===== Dataset records

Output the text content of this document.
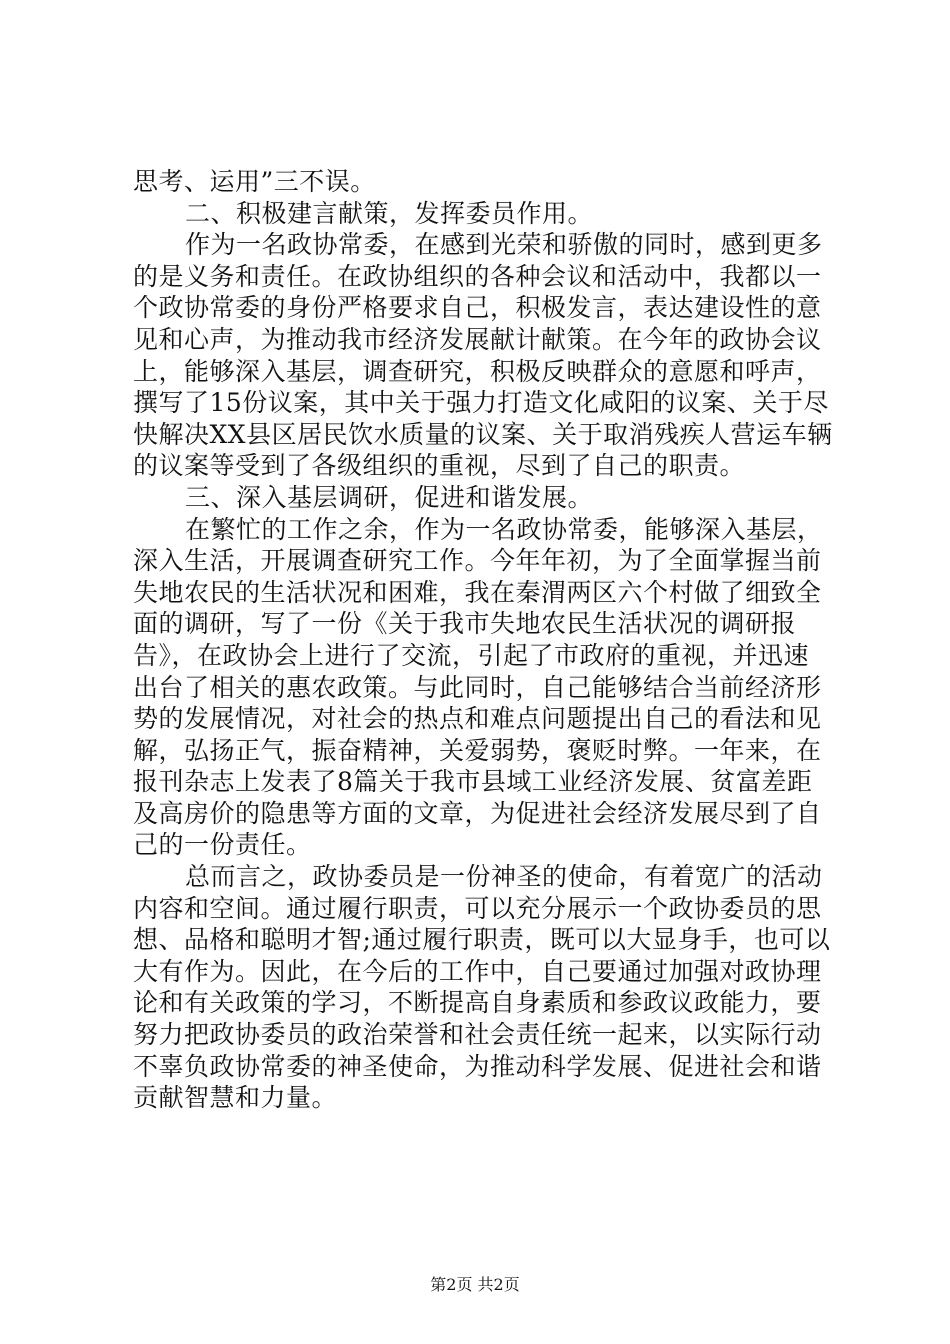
思考、运用”三不误。
二、积极建言献策，发挥委员作用。
作为一名政协常委，在感到光荣和骄傲的同时，感到更多
的是义务和责任。在政协组织的各种会议和活动中，我都以一
个政协常委的身份严格要求自己，积极发言，表达建设性的意
见和心声，为推动我市经济发展献计献策。在今年的政协会议
上，能够深入基层，调查研究，积极反映群众的意愿和呼声，
撰写了15份议案，其中关于强力打造文化咸阳的议案、关于尽
快解决XX县区居民饮水质量的议案、关于取消残疾人营运车辆
的议案等受到了各级组织的重视，尽到了自己的职责。
三、深入基层调研，促进和谐发展。
在繁忙的工作之余，作为一名政协常委，能够深入基层，
深入生活，开展调查研究工作。今年年初，为了全面掌握当前
失地农民的生活状况和困难，我在秦渭两区六个村做了细致全
面的调研，写了一份《关于我市失地农民生活状况的调研报
告》，在政协会上进行了交流，引起了市政府的重视，并迅速
出台了相关的惠农政策。与此同时，自己能够结合当前经济形
势的发展情况，对社会的热点和难点问题提出自己的看法和见
解，弘扬正气，振奋精神，关爱弱势，褒贬时弊。一年来，在
报刊杂志上发表了8篇关于我市县域工业经济发展、贫富差距
及高房价的隐患等方面的文章，为促进社会经济发展尽到了自
己的一份责任。
总而言之，政协委员是一份神圣的使命，有着宽广的活动
内容和空间。通过履行职责，可以充分展示一个政协委员的思
想、品格和聪明才智;通过履行职责，既可以大显身手，也可以
大有作为。因此，在今后的工作中，自己要通过加强对政协理
论和有关政策的学习，不断提高自身素质和参政议政能力，要
努力把政协委员的政治荣誉和社会责任统一起来，以实际行动
不辜负政协常委的神圣使命，为推动科学发展、促进社会和谐
贡献智慧和力量。
第2页 共2页
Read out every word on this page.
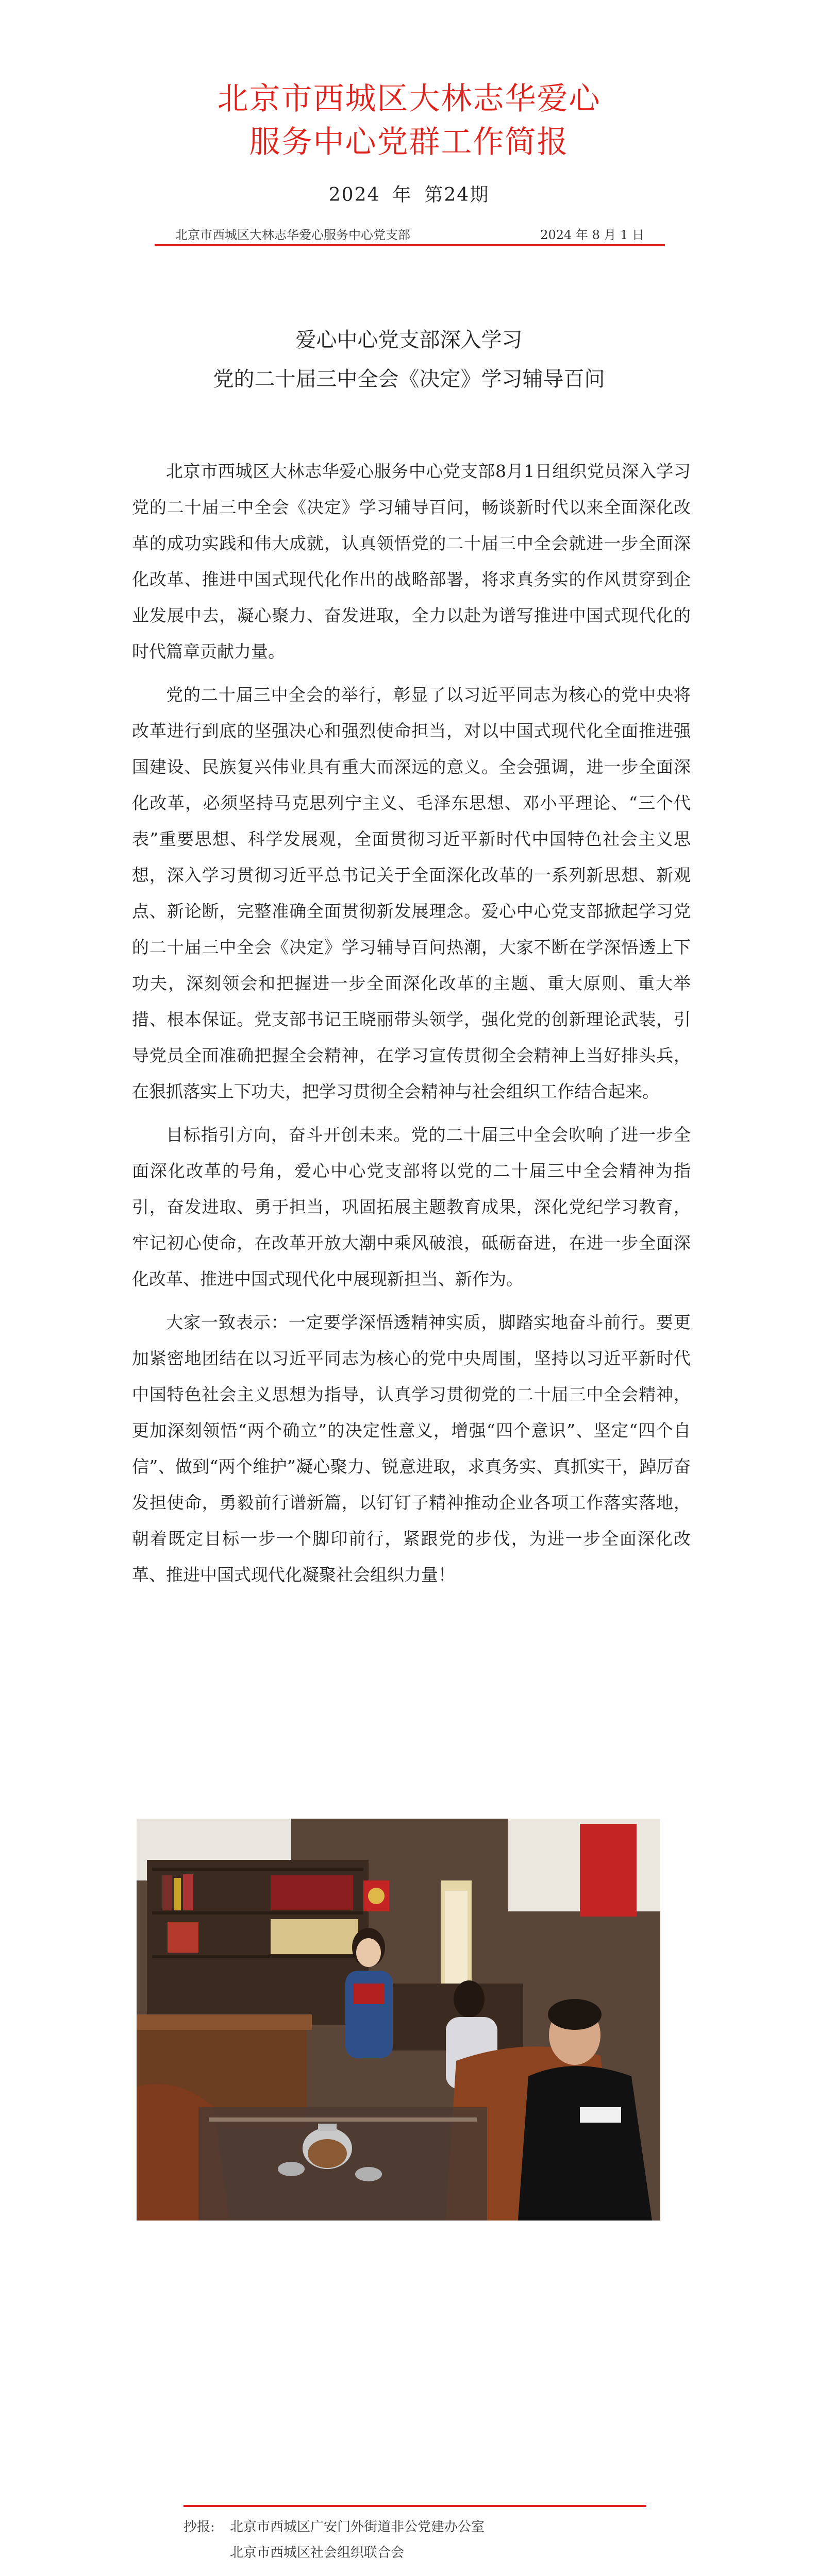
北京市西城区大林志华爱心
服务中心党群工作简报
2024 年 第24期
北京市西城区大林志华爱心服务中心党支部	2024 年 8 月 1 日
爱心中心党支部深入学习
党的二十届三中全会《决定》学习辅导百问

北京市西城区大林志华爱心服务中心党支部8月1日组织党员深入学习党的二十届三中全会《决定》学习辅导百问，畅谈新时代以来全面深化改革的成功实践和伟大成就，认真领悟党的二十届三中全会就进一步全面深化改革、推进中国式现代化作出的战略部署，将求真务实的作风贯穿到企业发展中去，凝心聚力、奋发进取，全力以赴为谱写推进中国式现代化的时代篇章贡献力量。

党的二十届三中全会的举行，彰显了以习近平同志为核心的党中央将改革进行到底的坚强决心和强烈使命担当，对以中国式现代化全面推进强国建设、民族复兴伟业具有重大而深远的意义。全会强调，进一步全面深化改革，必须坚持马克思列宁主义、毛泽东思想、邓小平理论、“三个代表”重要思想、科学发展观，全面贯彻习近平新时代中国特色社会主义思想，深入学习贯彻习近平总书记关于全面深化改革的一系列新思想、新观点、新论断，完整准确全面贯彻新发展理念。爱心中心党支部掀起学习党的二十届三中全会《决定》学习辅导百问热潮，大家不断在学深悟透上下功夫，深刻领会和把握进一步全面深化改革的主题、重大原则、重大举措、根本保证。党支部书记王晓丽带头领学，强化党的创新理论武装，引导党员全面准确把握全会精神，在学习宣传贯彻全会精神上当好排头兵，在狠抓落实上下功夫，把学习贯彻全会精神与社会组织工作结合起来。

目标指引方向，奋斗开创未来。党的二十届三中全会吹响了进一步全面深化改革的号角，爱心中心党支部将以党的二十届三中全会精神为指引，奋发进取、勇于担当，巩固拓展主题教育成果，深化党纪学习教育，牢记初心使命，在改革开放大潮中乘风破浪，砥砺奋进，在进一步全面深化改革、推进中国式现代化中展现新担当、新作为。

大家一致表示：一定要学深悟透精神实质，脚踏实地奋斗前行。要更加紧密地团结在以习近平同志为核心的党中央周围，坚持以习近平新时代中国特色社会主义思想为指导，认真学习贯彻党的二十届三中全会精神，更加深刻领悟“两个确立”的决定性意义，增强“四个意识”、坚定“四个自信”、做到“两个维护”凝心聚力、锐意进取，求真务实、真抓实干，踔厉奋发担使命，勇毅前行谱新篇，以钉钉子精神推动企业各项工作落实落地，朝着既定目标一步一个脚印前行，紧跟党的步伐，为进一步全面深化改革、推进中国式现代化凝聚社会组织力量！

抄报: 北京市西城区广安门外街道非公党建办公室
北京市西城区社会组织联合会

==========

Retype all entries exactly as they appear, dropping the images.

Full solution =
Output the text content of this document.
思考、运用”三不误。
二、积极建言献策，发挥委员作用。
作为一名政协常委，在感到光荣和骄傲的同时，感到更多
的是义务和责任。在政协组织的各种会议和活动中，我都以一
个政协常委的身份严格要求自己，积极发言，表达建设性的意
见和心声，为推动我市经济发展献计献策。在今年的政协会议
上，能够深入基层，调查研究，积极反映群众的意愿和呼声，
撰写了15份议案，其中关于强力打造文化咸阳的议案、关于尽
快解决XX县区居民饮水质量的议案、关于取消残疾人营运车辆
的议案等受到了各级组织的重视，尽到了自己的职责。
三、深入基层调研，促进和谐发展。
在繁忙的工作之余，作为一名政协常委，能够深入基层，
深入生活，开展调查研究工作。今年年初，为了全面掌握当前
失地农民的生活状况和困难，我在秦渭两区六个村做了细致全
面的调研，写了一份《关于我市失地农民生活状况的调研报
告》，在政协会上进行了交流，引起了市政府的重视，并迅速
出台了相关的惠农政策。与此同时，自己能够结合当前经济形
势的发展情况，对社会的热点和难点问题提出自己的看法和见
解，弘扬正气，振奋精神，关爱弱势，褒贬时弊。一年来，在
报刊杂志上发表了8篇关于我市县域工业经济发展、贫富差距
及高房价的隐患等方面的文章，为促进社会经济发展尽到了自
己的一份责任。
总而言之，政协委员是一份神圣的使命，有着宽广的活动
内容和空间。通过履行职责，可以充分展示一个政协委员的思
想、品格和聪明才智;通过履行职责，既可以大显身手，也可以
大有作为。因此，在今后的工作中，自己要通过加强对政协理
论和有关政策的学习，不断提高自身素质和参政议政能力，要
努力把政协委员的政治荣誉和社会责任统一起来，以实际行动
不辜负政协常委的神圣使命，为推动科学发展、促进社会和谐
贡献智慧和力量。
第2页 共2页
Read out every word on this page.
北京市西城区大林志华爱心
服务中心党群工作简报
2024 年 第24期
北京市西城区大林志华爱心服务中心党支部	2024 年 8 月 1 日
爱心中心党支部深入学习
党的二十届三中全会《决定》学习辅导百问

北京市西城区大林志华爱心服务中心党支部8月1日组织党员深入学习党的二十届三中全会《决定》学习辅导百问，畅谈新时代以来全面深化改革的成功实践和伟大成就，认真领悟党的二十届三中全会就进一步全面深化改革、推进中国式现代化作出的战略部署，将求真务实的作风贯穿到企业发展中去，凝心聚力、奋发进取，全力以赴为谱写推进中国式现代化的时代篇章贡献力量。

党的二十届三中全会的举行，彰显了以习近平同志为核心的党中央将改革进行到底的坚强决心和强烈使命担当，对以中国式现代化全面推进强国建设、民族复兴伟业具有重大而深远的意义。全会强调，进一步全面深化改革，必须坚持马克思列宁主义、毛泽东思想、邓小平理论、“三个代表”重要思想、科学发展观，全面贯彻习近平新时代中国特色社会主义思想，深入学习贯彻习近平总书记关于全面深化改革的一系列新思想、新观点、新论断，完整准确全面贯彻新发展理念。爱心中心党支部掀起学习党的二十届三中全会《决定》学习辅导百问热潮，大家不断在学深悟透上下功夫，深刻领会和把握进一步全面深化改革的主题、重大原则、重大举措、根本保证。党支部书记王晓丽带头领学，强化党的创新理论武装，引导党员全面准确把握全会精神，在学习宣传贯彻全会精神上当好排头兵，在狠抓落实上下功夫，把学习贯彻全会精神与社会组织工作结合起来。

目标指引方向，奋斗开创未来。党的二十届三中全会吹响了进一步全面深化改革的号角，爱心中心党支部将以党的二十届三中全会精神为指引，奋发进取、勇于担当，巩固拓展主题教育成果，深化党纪学习教育，牢记初心使命，在改革开放大潮中乘风破浪，砥砺奋进，在进一步全面深化改革、推进中国式现代化中展现新担当、新作为。

大家一致表示：一定要学深悟透精神实质，脚踏实地奋斗前行。要更加紧密地团结在以习近平同志为核心的党中央周围，坚持以习近平新时代中国特色社会主义思想为指导，认真学习贯彻党的二十届三中全会精神，更加深刻领悟“两个确立”的决定性意义，增强“四个意识”、坚定“四个自信”、做到“两个维护”凝心聚力、锐意进取，求真务实、真抓实干，踔厉奋发担使命，勇毅前行谱新篇，以钉钉子精神推动企业各项工作落实落地，朝着既定目标一步一个脚印前行，紧跟党的步伐，为进一步全面深化改革、推进中国式现代化凝聚社会组织力量！

抄报: 北京市西城区广安门外街道非公党建办公室
北京市西城区社会组织联合会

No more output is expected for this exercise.